"""

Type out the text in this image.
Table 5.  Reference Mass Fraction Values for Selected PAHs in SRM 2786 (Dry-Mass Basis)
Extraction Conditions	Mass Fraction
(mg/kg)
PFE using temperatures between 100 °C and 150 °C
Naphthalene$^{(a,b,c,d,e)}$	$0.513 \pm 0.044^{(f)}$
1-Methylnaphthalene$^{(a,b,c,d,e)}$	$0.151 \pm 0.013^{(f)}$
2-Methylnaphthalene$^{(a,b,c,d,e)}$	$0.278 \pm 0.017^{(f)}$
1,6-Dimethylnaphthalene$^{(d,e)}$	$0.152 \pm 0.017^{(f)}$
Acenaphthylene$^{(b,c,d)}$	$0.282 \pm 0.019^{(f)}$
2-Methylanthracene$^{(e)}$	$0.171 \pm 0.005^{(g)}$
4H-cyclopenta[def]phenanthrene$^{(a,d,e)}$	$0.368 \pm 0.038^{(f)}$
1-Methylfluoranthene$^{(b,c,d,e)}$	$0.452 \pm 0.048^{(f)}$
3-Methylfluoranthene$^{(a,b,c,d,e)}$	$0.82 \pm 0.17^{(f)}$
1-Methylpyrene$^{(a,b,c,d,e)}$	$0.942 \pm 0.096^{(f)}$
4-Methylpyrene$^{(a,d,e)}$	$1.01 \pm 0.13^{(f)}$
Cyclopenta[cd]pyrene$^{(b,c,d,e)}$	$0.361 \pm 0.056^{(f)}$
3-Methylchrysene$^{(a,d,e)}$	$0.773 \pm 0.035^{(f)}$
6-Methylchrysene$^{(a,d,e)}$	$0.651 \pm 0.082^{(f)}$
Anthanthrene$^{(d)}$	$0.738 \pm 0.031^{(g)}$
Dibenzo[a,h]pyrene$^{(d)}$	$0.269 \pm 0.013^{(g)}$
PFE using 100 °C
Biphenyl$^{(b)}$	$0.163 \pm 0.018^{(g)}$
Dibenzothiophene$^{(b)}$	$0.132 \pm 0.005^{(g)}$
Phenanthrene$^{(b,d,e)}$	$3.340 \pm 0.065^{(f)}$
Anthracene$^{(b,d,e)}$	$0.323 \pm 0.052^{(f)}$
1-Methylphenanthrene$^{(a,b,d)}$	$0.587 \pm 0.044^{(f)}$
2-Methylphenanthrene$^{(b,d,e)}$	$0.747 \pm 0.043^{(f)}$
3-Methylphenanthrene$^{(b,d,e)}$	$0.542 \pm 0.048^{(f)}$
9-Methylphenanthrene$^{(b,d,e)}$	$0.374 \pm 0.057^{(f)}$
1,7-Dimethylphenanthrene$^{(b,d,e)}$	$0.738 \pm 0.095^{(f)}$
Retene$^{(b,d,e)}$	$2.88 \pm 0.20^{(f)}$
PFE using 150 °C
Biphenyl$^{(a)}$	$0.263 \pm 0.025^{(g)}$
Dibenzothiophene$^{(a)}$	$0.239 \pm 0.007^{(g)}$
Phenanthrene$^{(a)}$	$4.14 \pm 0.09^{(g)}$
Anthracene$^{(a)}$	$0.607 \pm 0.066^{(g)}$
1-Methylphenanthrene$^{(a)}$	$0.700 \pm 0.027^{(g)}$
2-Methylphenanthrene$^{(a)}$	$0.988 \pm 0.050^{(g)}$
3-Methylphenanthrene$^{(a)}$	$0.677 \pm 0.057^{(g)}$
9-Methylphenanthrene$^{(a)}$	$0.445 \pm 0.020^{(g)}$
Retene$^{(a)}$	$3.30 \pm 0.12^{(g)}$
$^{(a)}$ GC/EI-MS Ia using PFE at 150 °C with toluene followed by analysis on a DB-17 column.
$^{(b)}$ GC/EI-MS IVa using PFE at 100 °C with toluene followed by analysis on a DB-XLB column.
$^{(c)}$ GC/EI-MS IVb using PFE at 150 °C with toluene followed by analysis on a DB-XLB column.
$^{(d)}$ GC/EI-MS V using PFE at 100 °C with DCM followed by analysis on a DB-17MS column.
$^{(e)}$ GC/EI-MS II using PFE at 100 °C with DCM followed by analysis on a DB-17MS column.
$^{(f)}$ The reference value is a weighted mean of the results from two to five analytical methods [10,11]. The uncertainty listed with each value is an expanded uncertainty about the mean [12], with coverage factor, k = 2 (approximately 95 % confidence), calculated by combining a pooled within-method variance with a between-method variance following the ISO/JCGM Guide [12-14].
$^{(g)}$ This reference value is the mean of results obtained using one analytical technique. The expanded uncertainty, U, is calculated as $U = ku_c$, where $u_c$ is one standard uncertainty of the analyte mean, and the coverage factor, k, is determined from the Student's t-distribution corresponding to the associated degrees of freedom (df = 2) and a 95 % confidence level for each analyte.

"""

Print every entry exactly as it appears.

Type out the text in this image.
Table 5.  Reference Mass Fraction Values for Selected PAHs in SRM 2786 (Dry-Mass Basis)
Extraction Conditions	Mass Fraction
(mg/kg)
PFE using temperatures between 100 °C and 150 °C
Naphthalene$^{(a,b,c,d,e)}$	$0.513 \pm 0.044^{(f)}$
1-Methylnaphthalene$^{(a,b,c,d,e)}$	$0.151 \pm 0.013^{(f)}$
2-Methylnaphthalene$^{(a,b,c,d,e)}$	$0.278 \pm 0.017^{(f)}$
1,6-Dimethylnaphthalene$^{(d,e)}$	$0.152 \pm 0.017^{(f)}$
Acenaphthylene$^{(b,c,d)}$	$0.282 \pm 0.019^{(f)}$
2-Methylanthracene$^{(e)}$	$0.171 \pm 0.005^{(g)}$
4H-cyclopenta[def]phenanthrene$^{(a,d,e)}$	$0.368 \pm 0.038^{(f)}$
1-Methylfluoranthene$^{(b,c,d,e)}$	$0.452 \pm 0.048^{(f)}$
3-Methylfluoranthene$^{(a,b,c,d,e)}$	$0.82 \pm 0.17^{(f)}$
1-Methylpyrene$^{(a,b,c,d,e)}$	$0.942 \pm 0.096^{(f)}$
4-Methylpyrene$^{(a,d,e)}$	$1.01 \pm 0.13^{(f)}$
Cyclopenta[cd]pyrene$^{(b,c,d,e)}$	$0.361 \pm 0.056^{(f)}$
3-Methylchrysene$^{(a,d,e)}$	$0.773 \pm 0.035^{(f)}$
6-Methylchrysene$^{(a,d,e)}$	$0.651 \pm 0.082^{(f)}$
Anthanthrene$^{(d)}$	$0.738 \pm 0.031^{(g)}$
Dibenzo[a,h]pyrene$^{(d)}$	$0.269 \pm 0.013^{(g)}$
PFE using 100 °C
Biphenyl$^{(b)}$	$0.163 \pm 0.018^{(g)}$
Dibenzothiophene$^{(b)}$	$0.132 \pm 0.005^{(g)}$
Phenanthrene$^{(b,d,e)}$	$3.340 \pm 0.065^{(f)}$
Anthracene$^{(b,d,e)}$	$0.323 \pm 0.052^{(f)}$
1-Methylphenanthrene$^{(a,b,d)}$	$0.587 \pm 0.044^{(f)}$
2-Methylphenanthrene$^{(b,d,e)}$	$0.747 \pm 0.043^{(f)}$
3-Methylphenanthrene$^{(b,d,e)}$	$0.542 \pm 0.048^{(f)}$
9-Methylphenanthrene$^{(b,d,e)}$	$0.374 \pm 0.057^{(f)}$
1,7-Dimethylphenanthrene$^{(b,d,e)}$	$0.738 \pm 0.095^{(f)}$
Retene$^{(b,d,e)}$	$2.88 \pm 0.20^{(f)}$
PFE using 150 °C
Biphenyl$^{(a)}$	$0.263 \pm 0.025^{(g)}$
Dibenzothiophene$^{(a)}$	$0.239 \pm 0.007^{(g)}$
Phenanthrene$^{(a)}$	$4.14 \pm 0.09^{(g)}$
Anthracene$^{(a)}$	$0.607 \pm 0.066^{(g)}$
1-Methylphenanthrene$^{(a)}$	$0.700 \pm 0.027^{(g)}$
2-Methylphenanthrene$^{(a)}$	$0.988 \pm 0.050^{(g)}$
3-Methylphenanthrene$^{(a)}$	$0.677 \pm 0.057^{(g)}$
9-Methylphenanthrene$^{(a)}$	$0.445 \pm 0.020^{(g)}$
Retene$^{(a)}$	$3.30 \pm 0.12^{(g)}$
$^{(a)}$ GC/EI-MS Ia using PFE at 150 °C with toluene followed by analysis on a DB-17 column.
$^{(b)}$ GC/EI-MS IVa using PFE at 100 °C with toluene followed by analysis on a DB-XLB column.
$^{(c)}$ GC/EI-MS IVb using PFE at 150 °C with toluene followed by analysis on a DB-XLB column.
$^{(d)}$ GC/EI-MS V using PFE at 100 °C with DCM followed by analysis on a DB-17MS column.
$^{(e)}$ GC/EI-MS II using PFE at 100 °C with DCM followed by analysis on a DB-17MS column.
$^{(f)}$ The reference value is a weighted mean of the results from two to five analytical methods [10,11]. The uncertainty listed with each value is an expanded uncertainty about the mean [12], with coverage factor, k = 2 (approximately 95 % confidence), calculated by combining a pooled within-method variance with a between-method variance following the ISO/JCGM Guide [12-14].
$^{(g)}$ This reference value is the mean of results obtained using one analytical technique. The expanded uncertainty, U, is calculated as $U = ku_c$, where $u_c$ is one standard uncertainty of the analyte mean, and the coverage factor, k, is determined from the Student's t-distribution corresponding to the associated degrees of freedom (df = 2) and a 95 % confidence level for each analyte.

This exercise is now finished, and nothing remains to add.